§ What to work on:
Extract all of the entries and set them down verbatim.

==== Data supplied

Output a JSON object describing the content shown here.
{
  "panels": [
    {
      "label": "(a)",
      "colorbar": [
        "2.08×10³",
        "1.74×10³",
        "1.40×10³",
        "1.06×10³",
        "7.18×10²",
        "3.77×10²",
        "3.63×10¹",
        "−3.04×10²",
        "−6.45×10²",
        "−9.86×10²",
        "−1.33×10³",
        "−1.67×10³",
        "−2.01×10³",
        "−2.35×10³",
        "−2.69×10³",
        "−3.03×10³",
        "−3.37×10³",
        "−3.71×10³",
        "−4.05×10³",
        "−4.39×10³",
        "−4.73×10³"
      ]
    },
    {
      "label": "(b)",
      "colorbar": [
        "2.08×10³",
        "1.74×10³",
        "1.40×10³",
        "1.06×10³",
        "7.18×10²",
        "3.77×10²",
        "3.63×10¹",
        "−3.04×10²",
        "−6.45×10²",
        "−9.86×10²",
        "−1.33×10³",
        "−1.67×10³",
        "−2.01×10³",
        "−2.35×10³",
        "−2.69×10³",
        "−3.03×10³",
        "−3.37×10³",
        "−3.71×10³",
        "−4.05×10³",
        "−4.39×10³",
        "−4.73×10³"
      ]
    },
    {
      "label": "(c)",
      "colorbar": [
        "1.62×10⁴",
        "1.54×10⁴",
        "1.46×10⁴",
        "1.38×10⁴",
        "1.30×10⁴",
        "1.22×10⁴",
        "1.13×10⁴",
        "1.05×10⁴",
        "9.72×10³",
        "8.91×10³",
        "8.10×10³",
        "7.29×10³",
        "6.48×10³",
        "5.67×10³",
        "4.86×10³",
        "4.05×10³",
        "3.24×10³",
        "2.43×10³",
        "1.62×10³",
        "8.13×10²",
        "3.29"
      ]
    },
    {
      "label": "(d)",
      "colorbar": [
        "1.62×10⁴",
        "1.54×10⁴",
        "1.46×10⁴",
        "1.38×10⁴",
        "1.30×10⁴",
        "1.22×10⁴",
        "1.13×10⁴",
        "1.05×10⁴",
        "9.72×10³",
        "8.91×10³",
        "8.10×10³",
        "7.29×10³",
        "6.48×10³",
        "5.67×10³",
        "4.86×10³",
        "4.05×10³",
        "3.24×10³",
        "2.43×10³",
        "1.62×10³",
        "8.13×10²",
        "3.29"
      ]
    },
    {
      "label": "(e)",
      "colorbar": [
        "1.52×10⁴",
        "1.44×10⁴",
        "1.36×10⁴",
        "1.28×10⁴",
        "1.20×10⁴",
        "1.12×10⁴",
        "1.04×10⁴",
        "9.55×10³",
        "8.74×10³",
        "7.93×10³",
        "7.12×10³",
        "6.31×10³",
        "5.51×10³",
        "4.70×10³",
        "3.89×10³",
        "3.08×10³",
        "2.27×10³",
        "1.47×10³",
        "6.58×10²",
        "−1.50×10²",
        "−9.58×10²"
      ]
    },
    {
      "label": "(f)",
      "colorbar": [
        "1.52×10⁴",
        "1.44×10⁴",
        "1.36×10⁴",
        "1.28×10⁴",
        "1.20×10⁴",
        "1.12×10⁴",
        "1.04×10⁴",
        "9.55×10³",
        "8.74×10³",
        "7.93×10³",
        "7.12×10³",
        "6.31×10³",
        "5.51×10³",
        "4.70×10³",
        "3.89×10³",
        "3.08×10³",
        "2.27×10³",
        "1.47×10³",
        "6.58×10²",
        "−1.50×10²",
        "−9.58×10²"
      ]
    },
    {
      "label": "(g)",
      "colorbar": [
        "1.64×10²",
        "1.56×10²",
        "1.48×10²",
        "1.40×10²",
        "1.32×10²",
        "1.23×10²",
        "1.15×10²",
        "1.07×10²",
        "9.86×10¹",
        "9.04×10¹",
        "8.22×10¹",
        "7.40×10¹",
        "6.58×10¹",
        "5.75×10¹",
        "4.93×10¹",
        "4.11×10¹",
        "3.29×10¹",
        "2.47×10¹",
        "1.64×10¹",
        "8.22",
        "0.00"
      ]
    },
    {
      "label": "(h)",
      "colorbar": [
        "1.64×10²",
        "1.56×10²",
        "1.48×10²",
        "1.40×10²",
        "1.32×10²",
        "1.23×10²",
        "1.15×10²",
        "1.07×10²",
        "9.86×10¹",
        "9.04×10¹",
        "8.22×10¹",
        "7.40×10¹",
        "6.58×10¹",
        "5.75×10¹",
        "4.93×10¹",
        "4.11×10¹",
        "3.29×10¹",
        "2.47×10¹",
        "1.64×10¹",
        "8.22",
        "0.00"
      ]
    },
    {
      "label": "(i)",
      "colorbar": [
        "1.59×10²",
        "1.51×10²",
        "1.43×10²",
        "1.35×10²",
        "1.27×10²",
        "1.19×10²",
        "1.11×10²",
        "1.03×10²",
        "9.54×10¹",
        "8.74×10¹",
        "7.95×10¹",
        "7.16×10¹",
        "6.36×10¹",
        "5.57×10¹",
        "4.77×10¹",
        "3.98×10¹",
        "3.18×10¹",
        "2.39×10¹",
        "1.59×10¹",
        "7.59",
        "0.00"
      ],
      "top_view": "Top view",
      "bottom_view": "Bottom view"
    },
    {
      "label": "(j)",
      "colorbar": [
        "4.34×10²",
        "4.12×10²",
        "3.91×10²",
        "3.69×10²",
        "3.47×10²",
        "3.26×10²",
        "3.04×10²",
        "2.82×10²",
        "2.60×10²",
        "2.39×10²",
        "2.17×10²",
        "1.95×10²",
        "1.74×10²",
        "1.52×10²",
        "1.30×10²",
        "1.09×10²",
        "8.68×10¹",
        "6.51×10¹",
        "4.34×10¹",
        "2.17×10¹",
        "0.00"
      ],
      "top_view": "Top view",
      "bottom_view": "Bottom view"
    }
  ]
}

========

§ Response for this exercise:
Output a JSON object describing the content shown here.
{
  "panels": [
    {
      "label": "(a)",
      "colorbar": [
        "2.08×10³",
        "1.74×10³",
        "1.40×10³",
        "1.06×10³",
        "7.18×10²",
        "3.77×10²",
        "3.63×10¹",
        "−3.04×10²",
        "−6.45×10²",
        "−9.86×10²",
        "−1.33×10³",
        "−1.67×10³",
        "−2.01×10³",
        "−2.35×10³",
        "−2.69×10³",
        "−3.03×10³",
        "−3.37×10³",
        "−3.71×10³",
        "−4.05×10³",
        "−4.39×10³",
        "−4.73×10³"
      ]
    },
    {
      "label": "(b)",
      "colorbar": [
        "2.08×10³",
        "1.74×10³",
        "1.40×10³",
        "1.06×10³",
        "7.18×10²",
        "3.77×10²",
        "3.63×10¹",
        "−3.04×10²",
        "−6.45×10²",
        "−9.86×10²",
        "−1.33×10³",
        "−1.67×10³",
        "−2.01×10³",
        "−2.35×10³",
        "−2.69×10³",
        "−3.03×10³",
        "−3.37×10³",
        "−3.71×10³",
        "−4.05×10³",
        "−4.39×10³",
        "−4.73×10³"
      ]
    },
    {
      "label": "(c)",
      "colorbar": [
        "1.62×10⁴",
        "1.54×10⁴",
        "1.46×10⁴",
        "1.38×10⁴",
        "1.30×10⁴",
        "1.22×10⁴",
        "1.13×10⁴",
        "1.05×10⁴",
        "9.72×10³",
        "8.91×10³",
        "8.10×10³",
        "7.29×10³",
        "6.48×10³",
        "5.67×10³",
        "4.86×10³",
        "4.05×10³",
        "3.24×10³",
        "2.43×10³",
        "1.62×10³",
        "8.13×10²",
        "3.29"
      ]
    },
    {
      "label": "(d)",
      "colorbar": [
        "1.62×10⁴",
        "1.54×10⁴",
        "1.46×10⁴",
        "1.38×10⁴",
        "1.30×10⁴",
        "1.22×10⁴",
        "1.13×10⁴",
        "1.05×10⁴",
        "9.72×10³",
        "8.91×10³",
        "8.10×10³",
        "7.29×10³",
        "6.48×10³",
        "5.67×10³",
        "4.86×10³",
        "4.05×10³",
        "3.24×10³",
        "2.43×10³",
        "1.62×10³",
        "8.13×10²",
        "3.29"
      ]
    },
    {
      "label": "(e)",
      "colorbar": [
        "1.52×10⁴",
        "1.44×10⁴",
        "1.36×10⁴",
        "1.28×10⁴",
        "1.20×10⁴",
        "1.12×10⁴",
        "1.04×10⁴",
        "9.55×10³",
        "8.74×10³",
        "7.93×10³",
        "7.12×10³",
        "6.31×10³",
        "5.51×10³",
        "4.70×10³",
        "3.89×10³",
        "3.08×10³",
        "2.27×10³",
        "1.47×10³",
        "6.58×10²",
        "−1.50×10²",
        "−9.58×10²"
      ]
    },
    {
      "label": "(f)",
      "colorbar": [
        "1.52×10⁴",
        "1.44×10⁴",
        "1.36×10⁴",
        "1.28×10⁴",
        "1.20×10⁴",
        "1.12×10⁴",
        "1.04×10⁴",
        "9.55×10³",
        "8.74×10³",
        "7.93×10³",
        "7.12×10³",
        "6.31×10³",
        "5.51×10³",
        "4.70×10³",
        "3.89×10³",
        "3.08×10³",
        "2.27×10³",
        "1.47×10³",
        "6.58×10²",
        "−1.50×10²",
        "−9.58×10²"
      ]
    },
    {
      "label": "(g)",
      "colorbar": [
        "1.64×10²",
        "1.56×10²",
        "1.48×10²",
        "1.40×10²",
        "1.32×10²",
        "1.23×10²",
        "1.15×10²",
        "1.07×10²",
        "9.86×10¹",
        "9.04×10¹",
        "8.22×10¹",
        "7.40×10¹",
        "6.58×10¹",
        "5.75×10¹",
        "4.93×10¹",
        "4.11×10¹",
        "3.29×10¹",
        "2.47×10¹",
        "1.64×10¹",
        "8.22",
        "0.00"
      ]
    },
    {
      "label": "(h)",
      "colorbar": [
        "1.64×10²",
        "1.56×10²",
        "1.48×10²",
        "1.40×10²",
        "1.32×10²",
        "1.23×10²",
        "1.15×10²",
        "1.07×10²",
        "9.86×10¹",
        "9.04×10¹",
        "8.22×10¹",
        "7.40×10¹",
        "6.58×10¹",
        "5.75×10¹",
        "4.93×10¹",
        "4.11×10¹",
        "3.29×10¹",
        "2.47×10¹",
        "1.64×10¹",
        "8.22",
        "0.00"
      ]
    },
    {
      "label": "(i)",
      "colorbar": [
        "1.59×10²",
        "1.51×10²",
        "1.43×10²",
        "1.35×10²",
        "1.27×10²",
        "1.19×10²",
        "1.11×10²",
        "1.03×10²",
        "9.54×10¹",
        "8.74×10¹",
        "7.95×10¹",
        "7.16×10¹",
        "6.36×10¹",
        "5.57×10¹",
        "4.77×10¹",
        "3.98×10¹",
        "3.18×10¹",
        "2.39×10¹",
        "1.59×10¹",
        "7.59",
        "0.00"
      ],
      "top_view": "Top view",
      "bottom_view": "Bottom view"
    },
    {
      "label": "(j)",
      "colorbar": [
        "4.34×10²",
        "4.12×10²",
        "3.91×10²",
        "3.69×10²",
        "3.47×10²",
        "3.26×10²",
        "3.04×10²",
        "2.82×10²",
        "2.60×10²",
        "2.39×10²",
        "2.17×10²",
        "1.95×10²",
        "1.74×10²",
        "1.52×10²",
        "1.30×10²",
        "1.09×10²",
        "8.68×10¹",
        "6.51×10¹",
        "4.34×10¹",
        "2.17×10¹",
        "0.00"
      ],
      "top_view": "Top view",
      "bottom_view": "Bottom view"
    }
  ]
}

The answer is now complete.